#### Direction:
Across the data below, how many lines hold "this"? Answer with that number and nothing else.

#### Stored records:
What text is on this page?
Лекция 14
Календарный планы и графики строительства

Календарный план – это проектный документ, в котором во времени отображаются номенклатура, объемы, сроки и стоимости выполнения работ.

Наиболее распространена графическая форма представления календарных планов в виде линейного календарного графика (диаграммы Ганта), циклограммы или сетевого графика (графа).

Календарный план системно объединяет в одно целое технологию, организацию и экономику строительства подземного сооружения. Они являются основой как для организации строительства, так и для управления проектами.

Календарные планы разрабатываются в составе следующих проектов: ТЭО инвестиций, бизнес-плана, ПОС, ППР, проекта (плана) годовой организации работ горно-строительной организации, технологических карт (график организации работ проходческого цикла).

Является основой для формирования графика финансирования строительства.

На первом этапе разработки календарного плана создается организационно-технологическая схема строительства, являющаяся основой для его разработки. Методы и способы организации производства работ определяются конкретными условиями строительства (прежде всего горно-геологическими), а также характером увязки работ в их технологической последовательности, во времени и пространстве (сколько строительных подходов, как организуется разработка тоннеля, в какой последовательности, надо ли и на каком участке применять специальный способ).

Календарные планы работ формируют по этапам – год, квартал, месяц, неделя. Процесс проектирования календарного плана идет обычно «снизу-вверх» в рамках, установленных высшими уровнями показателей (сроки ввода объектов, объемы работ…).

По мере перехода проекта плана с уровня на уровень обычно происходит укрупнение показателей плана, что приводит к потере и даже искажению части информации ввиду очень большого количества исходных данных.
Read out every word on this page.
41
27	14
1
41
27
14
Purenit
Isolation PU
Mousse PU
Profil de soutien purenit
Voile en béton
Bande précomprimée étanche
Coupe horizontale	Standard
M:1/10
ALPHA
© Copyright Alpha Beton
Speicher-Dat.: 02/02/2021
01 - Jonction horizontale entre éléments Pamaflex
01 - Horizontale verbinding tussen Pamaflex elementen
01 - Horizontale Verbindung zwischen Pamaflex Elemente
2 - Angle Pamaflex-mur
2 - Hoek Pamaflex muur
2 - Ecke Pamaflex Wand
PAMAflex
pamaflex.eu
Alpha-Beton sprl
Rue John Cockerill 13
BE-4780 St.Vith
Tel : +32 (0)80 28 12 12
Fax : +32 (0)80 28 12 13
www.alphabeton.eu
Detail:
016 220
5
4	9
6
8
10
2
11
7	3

#### Solution to the exercise:
2